Locate and copy all lines bearing the word "JSON".

** Start of Material provided **

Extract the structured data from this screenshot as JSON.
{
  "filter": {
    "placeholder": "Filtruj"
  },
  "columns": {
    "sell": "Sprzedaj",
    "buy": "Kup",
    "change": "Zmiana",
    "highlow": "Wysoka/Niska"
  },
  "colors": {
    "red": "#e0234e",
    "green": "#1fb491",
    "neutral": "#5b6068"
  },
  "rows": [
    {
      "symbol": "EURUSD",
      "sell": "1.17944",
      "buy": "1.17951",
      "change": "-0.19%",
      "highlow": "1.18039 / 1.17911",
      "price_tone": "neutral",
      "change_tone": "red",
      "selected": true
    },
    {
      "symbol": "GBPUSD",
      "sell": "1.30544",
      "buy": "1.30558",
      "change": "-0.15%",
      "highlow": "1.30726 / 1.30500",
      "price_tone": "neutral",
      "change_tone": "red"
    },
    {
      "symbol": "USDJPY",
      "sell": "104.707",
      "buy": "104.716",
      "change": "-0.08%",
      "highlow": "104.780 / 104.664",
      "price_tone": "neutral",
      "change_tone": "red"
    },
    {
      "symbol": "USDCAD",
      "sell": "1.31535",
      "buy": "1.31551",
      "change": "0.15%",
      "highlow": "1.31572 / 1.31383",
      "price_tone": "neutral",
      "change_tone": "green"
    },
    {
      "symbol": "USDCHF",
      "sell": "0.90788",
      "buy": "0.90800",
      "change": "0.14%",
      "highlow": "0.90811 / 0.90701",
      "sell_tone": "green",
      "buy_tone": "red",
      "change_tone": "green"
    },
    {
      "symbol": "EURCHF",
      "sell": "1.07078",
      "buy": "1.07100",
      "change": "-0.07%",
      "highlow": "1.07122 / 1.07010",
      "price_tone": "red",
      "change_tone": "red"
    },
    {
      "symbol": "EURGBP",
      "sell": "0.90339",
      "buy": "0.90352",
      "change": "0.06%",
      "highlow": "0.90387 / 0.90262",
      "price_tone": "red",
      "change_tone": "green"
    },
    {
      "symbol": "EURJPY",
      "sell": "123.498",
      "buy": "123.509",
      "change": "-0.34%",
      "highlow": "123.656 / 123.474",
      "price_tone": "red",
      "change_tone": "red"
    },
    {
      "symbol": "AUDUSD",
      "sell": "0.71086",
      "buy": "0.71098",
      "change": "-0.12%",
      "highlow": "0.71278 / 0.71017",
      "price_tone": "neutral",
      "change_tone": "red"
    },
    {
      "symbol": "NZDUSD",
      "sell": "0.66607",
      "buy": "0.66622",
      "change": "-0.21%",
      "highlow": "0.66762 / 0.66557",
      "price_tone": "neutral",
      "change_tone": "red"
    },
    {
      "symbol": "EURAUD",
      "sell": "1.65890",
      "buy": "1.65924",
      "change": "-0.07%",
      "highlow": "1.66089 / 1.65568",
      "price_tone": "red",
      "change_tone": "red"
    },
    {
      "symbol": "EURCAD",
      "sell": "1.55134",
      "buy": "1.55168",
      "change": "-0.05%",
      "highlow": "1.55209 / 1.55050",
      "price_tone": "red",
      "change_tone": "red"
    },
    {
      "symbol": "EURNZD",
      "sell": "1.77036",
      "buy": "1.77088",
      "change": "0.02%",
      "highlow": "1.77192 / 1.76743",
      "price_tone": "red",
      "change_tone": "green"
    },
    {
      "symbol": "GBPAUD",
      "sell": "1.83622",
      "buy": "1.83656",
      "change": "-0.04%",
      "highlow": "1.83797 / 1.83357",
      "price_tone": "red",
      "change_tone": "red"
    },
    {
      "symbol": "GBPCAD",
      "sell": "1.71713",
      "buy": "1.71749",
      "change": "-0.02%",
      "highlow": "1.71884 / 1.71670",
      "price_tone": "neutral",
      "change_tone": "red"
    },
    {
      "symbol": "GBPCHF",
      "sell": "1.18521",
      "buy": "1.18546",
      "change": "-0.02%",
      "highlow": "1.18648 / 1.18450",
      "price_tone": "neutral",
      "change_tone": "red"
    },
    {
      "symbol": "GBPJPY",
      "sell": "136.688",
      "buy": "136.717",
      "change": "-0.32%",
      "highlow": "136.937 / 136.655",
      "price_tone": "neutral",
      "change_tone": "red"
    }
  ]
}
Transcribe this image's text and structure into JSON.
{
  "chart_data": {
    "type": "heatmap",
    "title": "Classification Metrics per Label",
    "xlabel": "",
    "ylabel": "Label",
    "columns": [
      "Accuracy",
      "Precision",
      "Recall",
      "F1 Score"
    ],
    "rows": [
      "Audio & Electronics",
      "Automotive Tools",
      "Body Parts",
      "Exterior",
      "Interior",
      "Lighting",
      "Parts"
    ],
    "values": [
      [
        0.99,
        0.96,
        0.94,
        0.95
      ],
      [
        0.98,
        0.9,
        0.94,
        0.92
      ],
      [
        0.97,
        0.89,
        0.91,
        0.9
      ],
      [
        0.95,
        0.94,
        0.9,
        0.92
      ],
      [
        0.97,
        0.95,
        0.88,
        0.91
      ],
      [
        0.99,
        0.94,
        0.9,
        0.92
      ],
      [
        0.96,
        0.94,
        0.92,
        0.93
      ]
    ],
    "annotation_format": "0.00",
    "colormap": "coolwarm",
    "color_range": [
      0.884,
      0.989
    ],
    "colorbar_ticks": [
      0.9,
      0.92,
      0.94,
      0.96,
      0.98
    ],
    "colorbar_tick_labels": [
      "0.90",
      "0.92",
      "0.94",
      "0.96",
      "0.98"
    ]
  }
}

** End of Material provided **

■ Answer to the task
Extract the structured data from this screenshot as JSON.
Transcribe this image's text and structure into JSON.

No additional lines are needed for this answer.